The input:

■ ■ ■ ■

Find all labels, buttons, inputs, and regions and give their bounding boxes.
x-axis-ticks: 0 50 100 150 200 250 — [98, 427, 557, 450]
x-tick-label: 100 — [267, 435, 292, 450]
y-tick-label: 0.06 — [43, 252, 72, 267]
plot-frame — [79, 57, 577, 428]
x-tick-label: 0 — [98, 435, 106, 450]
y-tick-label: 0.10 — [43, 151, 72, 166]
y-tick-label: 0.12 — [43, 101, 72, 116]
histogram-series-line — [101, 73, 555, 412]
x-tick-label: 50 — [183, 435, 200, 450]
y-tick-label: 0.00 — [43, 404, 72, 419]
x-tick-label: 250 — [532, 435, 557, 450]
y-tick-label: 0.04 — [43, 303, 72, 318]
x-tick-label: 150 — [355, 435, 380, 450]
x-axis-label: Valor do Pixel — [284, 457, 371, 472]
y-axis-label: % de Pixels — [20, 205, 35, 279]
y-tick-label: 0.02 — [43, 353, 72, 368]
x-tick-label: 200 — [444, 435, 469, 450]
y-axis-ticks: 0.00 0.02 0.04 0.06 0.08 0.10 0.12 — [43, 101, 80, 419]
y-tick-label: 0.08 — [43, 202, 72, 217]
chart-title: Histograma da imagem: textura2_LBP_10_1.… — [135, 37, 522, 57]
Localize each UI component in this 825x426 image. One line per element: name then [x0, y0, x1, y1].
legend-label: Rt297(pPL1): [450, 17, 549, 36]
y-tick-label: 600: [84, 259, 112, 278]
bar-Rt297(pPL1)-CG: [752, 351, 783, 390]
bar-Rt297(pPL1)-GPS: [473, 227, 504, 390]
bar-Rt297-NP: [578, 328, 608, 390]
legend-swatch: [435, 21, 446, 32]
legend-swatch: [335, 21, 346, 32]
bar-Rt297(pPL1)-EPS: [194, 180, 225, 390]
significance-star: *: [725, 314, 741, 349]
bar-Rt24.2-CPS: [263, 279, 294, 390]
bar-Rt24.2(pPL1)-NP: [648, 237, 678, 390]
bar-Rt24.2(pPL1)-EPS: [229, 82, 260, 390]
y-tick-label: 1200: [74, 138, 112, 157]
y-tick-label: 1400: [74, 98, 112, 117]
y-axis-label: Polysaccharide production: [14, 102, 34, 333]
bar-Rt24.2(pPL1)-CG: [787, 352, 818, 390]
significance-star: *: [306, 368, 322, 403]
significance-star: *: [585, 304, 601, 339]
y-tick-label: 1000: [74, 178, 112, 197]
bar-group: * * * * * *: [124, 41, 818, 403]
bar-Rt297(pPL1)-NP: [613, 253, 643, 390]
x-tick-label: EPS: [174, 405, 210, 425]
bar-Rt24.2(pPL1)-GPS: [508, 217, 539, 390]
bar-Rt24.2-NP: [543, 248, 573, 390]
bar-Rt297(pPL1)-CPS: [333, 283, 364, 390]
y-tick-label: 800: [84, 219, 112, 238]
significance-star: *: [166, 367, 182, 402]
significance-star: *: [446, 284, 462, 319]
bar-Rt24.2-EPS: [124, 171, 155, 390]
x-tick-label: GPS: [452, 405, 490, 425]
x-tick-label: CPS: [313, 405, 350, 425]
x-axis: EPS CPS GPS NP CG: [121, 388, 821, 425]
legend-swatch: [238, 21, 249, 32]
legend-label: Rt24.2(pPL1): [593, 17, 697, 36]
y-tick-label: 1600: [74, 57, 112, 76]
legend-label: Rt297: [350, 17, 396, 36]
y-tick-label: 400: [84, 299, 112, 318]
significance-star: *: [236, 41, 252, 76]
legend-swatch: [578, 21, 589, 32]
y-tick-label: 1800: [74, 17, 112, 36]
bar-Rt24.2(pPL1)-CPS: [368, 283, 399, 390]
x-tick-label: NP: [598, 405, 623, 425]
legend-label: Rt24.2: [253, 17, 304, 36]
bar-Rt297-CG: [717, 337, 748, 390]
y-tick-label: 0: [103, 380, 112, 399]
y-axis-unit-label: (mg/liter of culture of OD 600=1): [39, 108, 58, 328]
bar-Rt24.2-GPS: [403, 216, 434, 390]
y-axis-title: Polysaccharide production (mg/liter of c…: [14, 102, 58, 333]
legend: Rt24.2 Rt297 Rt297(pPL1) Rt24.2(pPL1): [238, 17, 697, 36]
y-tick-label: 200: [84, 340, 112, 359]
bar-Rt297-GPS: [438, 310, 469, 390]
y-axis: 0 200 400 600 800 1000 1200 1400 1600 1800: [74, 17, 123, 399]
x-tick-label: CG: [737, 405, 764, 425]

■ ■ ■ ■

Requirements: Could you copy out every one of the lines above, reproducing each one character for character?

Solution to this exercise:
Find all labels, buttons, inputs, and regions and give their bounding boxes.
x-axis-ticks: 0 50 100 150 200 250 — [98, 427, 557, 450]
x-tick-label: 100 — [267, 435, 292, 450]
y-tick-label: 0.06 — [43, 252, 72, 267]
plot-frame — [79, 57, 577, 428]
x-tick-label: 0 — [98, 435, 106, 450]
y-tick-label: 0.10 — [43, 151, 72, 166]
y-tick-label: 0.12 — [43, 101, 72, 116]
histogram-series-line — [101, 73, 555, 412]
x-tick-label: 50 — [183, 435, 200, 450]
y-tick-label: 0.00 — [43, 404, 72, 419]
x-tick-label: 250 — [532, 435, 557, 450]
y-tick-label: 0.04 — [43, 303, 72, 318]
x-tick-label: 150 — [355, 435, 380, 450]
x-axis-label: Valor do Pixel — [284, 457, 371, 472]
y-axis-label: % de Pixels — [20, 205, 35, 279]
y-tick-label: 0.02 — [43, 353, 72, 368]
x-tick-label: 200 — [444, 435, 469, 450]
y-axis-ticks: 0.00 0.02 0.04 0.06 0.08 0.10 0.12 — [43, 101, 80, 419]
y-tick-label: 0.08 — [43, 202, 72, 217]
chart-title: Histograma da imagem: textura2_LBP_10_1.… — [135, 37, 522, 57]
Localize each UI component in this 825x426 image. One line per element: name then [x0, y0, x1, y1].
legend-label: Rt297(pPL1): [450, 17, 549, 36]
y-tick-label: 600: [84, 259, 112, 278]
bar-Rt297(pPL1)-CG: [752, 351, 783, 390]
bar-Rt297(pPL1)-GPS: [473, 227, 504, 390]
bar-Rt297-NP: [578, 328, 608, 390]
legend-swatch: [435, 21, 446, 32]
legend-swatch: [335, 21, 346, 32]
bar-Rt297(pPL1)-EPS: [194, 180, 225, 390]
significance-star: *: [725, 314, 741, 349]
bar-Rt24.2-CPS: [263, 279, 294, 390]
bar-Rt24.2(pPL1)-NP: [648, 237, 678, 390]
bar-Rt24.2(pPL1)-EPS: [229, 82, 260, 390]
y-tick-label: 1200: [74, 138, 112, 157]
y-tick-label: 1400: [74, 98, 112, 117]
y-axis-label: Polysaccharide production: [14, 102, 34, 333]
bar-Rt24.2(pPL1)-CG: [787, 352, 818, 390]
significance-star: *: [306, 368, 322, 403]
significance-star: *: [585, 304, 601, 339]
y-tick-label: 1000: [74, 178, 112, 197]
bar-group: * * * * * *: [124, 41, 818, 403]
bar-Rt297(pPL1)-NP: [613, 253, 643, 390]
x-tick-label: EPS: [174, 405, 210, 425]
bar-Rt24.2(pPL1)-GPS: [508, 217, 539, 390]
bar-Rt24.2-NP: [543, 248, 573, 390]
bar-Rt297(pPL1)-CPS: [333, 283, 364, 390]
y-tick-label: 800: [84, 219, 112, 238]
significance-star: *: [166, 367, 182, 402]
significance-star: *: [446, 284, 462, 319]
bar-Rt24.2-EPS: [124, 171, 155, 390]
x-tick-label: GPS: [452, 405, 490, 425]
x-tick-label: CPS: [313, 405, 350, 425]
x-axis: EPS CPS GPS NP CG: [121, 388, 821, 425]
legend-swatch: [238, 21, 249, 32]
legend-label: Rt24.2(pPL1): [593, 17, 697, 36]
y-tick-label: 1600: [74, 57, 112, 76]
legend-label: Rt297: [350, 17, 396, 36]
y-tick-label: 400: [84, 299, 112, 318]
significance-star: *: [236, 41, 252, 76]
legend-swatch: [578, 21, 589, 32]
y-tick-label: 1800: [74, 17, 112, 36]
bar-Rt24.2(pPL1)-CPS: [368, 283, 399, 390]
x-tick-label: NP: [598, 405, 623, 425]
legend-label: Rt24.2: [253, 17, 304, 36]
bar-Rt297-CG: [717, 337, 748, 390]
y-tick-label: 0: [103, 380, 112, 399]
y-axis-unit-label: (mg/liter of culture of OD 600=1): [39, 108, 58, 328]
bar-Rt24.2-GPS: [403, 216, 434, 390]
y-axis-title: Polysaccharide production (mg/liter of c…: [14, 102, 58, 333]
legend: Rt24.2 Rt297 Rt297(pPL1) Rt24.2(pPL1): [238, 17, 697, 36]
y-tick-label: 200: [84, 340, 112, 359]
bar-Rt297-GPS: [438, 310, 469, 390]
y-axis: 0 200 400 600 800 1000 1200 1400 1600 1800: [74, 17, 123, 399]
x-tick-label: CG: [737, 405, 764, 425]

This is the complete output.